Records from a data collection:
>> Begin
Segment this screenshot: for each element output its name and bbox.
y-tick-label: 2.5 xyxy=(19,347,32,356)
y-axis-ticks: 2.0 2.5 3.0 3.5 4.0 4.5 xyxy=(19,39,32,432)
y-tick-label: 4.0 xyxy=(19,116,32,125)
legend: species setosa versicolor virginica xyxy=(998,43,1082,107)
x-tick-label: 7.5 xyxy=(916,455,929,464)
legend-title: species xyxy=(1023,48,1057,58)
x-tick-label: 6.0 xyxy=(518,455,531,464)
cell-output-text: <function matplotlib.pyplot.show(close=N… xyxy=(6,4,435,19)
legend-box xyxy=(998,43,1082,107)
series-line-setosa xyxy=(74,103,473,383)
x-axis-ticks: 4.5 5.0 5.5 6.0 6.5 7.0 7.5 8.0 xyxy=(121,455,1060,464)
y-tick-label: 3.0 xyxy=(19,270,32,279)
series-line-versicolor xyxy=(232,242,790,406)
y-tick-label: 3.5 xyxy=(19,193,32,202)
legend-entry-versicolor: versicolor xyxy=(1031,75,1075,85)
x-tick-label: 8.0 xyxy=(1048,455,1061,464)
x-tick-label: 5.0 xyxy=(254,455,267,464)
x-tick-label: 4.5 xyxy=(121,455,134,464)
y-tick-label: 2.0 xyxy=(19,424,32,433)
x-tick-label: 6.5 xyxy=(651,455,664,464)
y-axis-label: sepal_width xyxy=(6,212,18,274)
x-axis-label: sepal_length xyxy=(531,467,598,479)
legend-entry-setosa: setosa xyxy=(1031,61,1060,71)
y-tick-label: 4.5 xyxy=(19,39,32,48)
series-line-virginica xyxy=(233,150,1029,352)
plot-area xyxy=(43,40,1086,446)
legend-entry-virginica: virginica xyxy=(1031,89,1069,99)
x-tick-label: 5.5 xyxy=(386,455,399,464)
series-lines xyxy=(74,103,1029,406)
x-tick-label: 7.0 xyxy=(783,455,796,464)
>> End
>> Begin
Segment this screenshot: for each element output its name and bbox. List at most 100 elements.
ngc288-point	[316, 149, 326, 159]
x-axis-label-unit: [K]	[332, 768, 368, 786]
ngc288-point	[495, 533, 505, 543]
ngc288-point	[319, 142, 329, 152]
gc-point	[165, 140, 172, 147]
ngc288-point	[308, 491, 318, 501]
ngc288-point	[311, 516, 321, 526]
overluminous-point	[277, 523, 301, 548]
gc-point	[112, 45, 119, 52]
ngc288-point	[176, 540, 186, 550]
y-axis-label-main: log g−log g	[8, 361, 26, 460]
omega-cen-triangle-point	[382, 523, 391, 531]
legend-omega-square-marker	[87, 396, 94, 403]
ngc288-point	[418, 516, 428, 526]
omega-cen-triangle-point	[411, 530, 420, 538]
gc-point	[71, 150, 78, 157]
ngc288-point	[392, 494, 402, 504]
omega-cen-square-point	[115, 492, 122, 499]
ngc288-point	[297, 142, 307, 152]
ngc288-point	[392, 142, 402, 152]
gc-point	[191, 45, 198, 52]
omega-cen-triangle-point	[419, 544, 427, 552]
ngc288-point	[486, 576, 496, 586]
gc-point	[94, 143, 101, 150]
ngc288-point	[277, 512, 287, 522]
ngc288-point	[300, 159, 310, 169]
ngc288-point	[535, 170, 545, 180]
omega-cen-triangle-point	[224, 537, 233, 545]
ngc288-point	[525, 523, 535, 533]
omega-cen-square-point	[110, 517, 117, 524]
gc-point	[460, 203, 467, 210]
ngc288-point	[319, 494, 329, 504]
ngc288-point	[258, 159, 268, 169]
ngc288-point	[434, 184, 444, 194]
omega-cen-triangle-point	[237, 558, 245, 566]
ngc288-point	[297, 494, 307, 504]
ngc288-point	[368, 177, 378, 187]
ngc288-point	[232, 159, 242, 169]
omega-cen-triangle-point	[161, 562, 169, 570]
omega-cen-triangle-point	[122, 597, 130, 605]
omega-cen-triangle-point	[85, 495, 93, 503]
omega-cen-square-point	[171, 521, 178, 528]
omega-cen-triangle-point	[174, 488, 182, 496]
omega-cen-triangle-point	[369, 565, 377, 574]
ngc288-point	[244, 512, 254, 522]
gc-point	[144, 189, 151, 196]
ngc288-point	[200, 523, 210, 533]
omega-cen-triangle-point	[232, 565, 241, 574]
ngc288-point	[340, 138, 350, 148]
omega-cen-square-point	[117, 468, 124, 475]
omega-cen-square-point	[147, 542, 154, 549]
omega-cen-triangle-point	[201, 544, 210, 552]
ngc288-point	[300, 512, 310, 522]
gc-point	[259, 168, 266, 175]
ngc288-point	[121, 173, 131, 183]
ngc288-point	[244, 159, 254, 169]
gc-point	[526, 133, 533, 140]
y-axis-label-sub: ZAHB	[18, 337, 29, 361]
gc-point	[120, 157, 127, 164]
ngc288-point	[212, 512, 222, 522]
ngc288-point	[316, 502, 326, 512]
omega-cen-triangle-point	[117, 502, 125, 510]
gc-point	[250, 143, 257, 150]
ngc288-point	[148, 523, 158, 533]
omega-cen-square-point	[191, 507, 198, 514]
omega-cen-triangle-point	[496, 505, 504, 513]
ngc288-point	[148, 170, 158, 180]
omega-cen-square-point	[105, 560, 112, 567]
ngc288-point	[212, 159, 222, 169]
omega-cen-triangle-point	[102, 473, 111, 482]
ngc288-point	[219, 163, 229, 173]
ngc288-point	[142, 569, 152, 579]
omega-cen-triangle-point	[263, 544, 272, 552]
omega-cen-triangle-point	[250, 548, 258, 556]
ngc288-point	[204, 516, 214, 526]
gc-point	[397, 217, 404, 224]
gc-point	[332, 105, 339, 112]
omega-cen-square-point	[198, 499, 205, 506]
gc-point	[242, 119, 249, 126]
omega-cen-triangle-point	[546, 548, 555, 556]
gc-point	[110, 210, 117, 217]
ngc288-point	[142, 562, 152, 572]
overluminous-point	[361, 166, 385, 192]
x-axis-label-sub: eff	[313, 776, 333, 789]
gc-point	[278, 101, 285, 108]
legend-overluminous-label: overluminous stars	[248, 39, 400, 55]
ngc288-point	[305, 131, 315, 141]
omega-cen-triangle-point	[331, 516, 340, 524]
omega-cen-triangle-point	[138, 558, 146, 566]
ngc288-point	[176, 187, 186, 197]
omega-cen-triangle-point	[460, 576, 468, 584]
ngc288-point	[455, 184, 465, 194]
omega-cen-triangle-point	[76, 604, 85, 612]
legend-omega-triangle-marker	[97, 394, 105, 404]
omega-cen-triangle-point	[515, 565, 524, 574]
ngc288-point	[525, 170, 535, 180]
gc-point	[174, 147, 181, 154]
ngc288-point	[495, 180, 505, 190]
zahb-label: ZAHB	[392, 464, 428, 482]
>> End
>> Begin
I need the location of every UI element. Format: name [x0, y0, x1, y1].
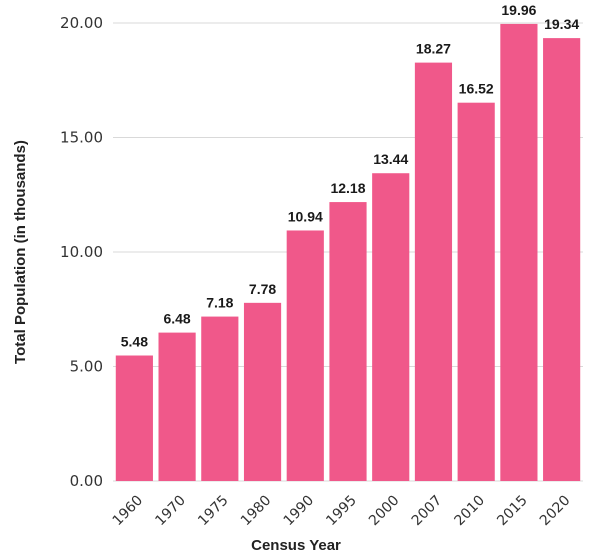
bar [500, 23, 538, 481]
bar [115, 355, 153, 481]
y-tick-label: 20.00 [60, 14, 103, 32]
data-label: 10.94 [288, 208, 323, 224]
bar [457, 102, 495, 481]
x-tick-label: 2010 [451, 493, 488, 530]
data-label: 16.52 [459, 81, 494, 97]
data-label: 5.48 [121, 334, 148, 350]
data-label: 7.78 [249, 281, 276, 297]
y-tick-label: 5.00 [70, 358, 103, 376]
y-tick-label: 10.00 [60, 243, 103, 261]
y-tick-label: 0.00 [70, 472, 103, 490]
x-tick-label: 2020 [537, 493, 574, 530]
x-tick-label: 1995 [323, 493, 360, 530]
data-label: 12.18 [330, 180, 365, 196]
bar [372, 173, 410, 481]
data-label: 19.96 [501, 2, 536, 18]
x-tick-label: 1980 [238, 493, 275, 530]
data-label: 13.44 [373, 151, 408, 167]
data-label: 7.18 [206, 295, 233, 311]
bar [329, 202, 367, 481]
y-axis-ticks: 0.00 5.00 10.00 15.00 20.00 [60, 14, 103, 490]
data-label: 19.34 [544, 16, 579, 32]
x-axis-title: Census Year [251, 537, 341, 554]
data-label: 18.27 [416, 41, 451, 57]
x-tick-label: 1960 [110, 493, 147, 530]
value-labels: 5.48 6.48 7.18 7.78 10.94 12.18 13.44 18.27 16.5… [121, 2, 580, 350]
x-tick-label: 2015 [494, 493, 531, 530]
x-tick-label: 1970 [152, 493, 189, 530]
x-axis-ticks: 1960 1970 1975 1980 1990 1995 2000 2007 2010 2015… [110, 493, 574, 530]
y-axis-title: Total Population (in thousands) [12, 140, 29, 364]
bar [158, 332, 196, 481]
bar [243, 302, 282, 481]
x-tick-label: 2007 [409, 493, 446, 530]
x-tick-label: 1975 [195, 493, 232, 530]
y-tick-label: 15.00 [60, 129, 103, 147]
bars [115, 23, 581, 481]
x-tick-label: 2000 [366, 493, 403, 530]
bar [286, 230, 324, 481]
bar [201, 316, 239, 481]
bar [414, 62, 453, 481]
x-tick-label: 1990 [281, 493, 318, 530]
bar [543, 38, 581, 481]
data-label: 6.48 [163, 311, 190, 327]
>> End
→ Exercise prompt: Extract every line of the data above that contains the word "each".

→ Solution to this problem:
Segment this screenshot: for each element output its name and bbox.
Segment this screenshot: for each element output its name and bbox. List at most 100 elements.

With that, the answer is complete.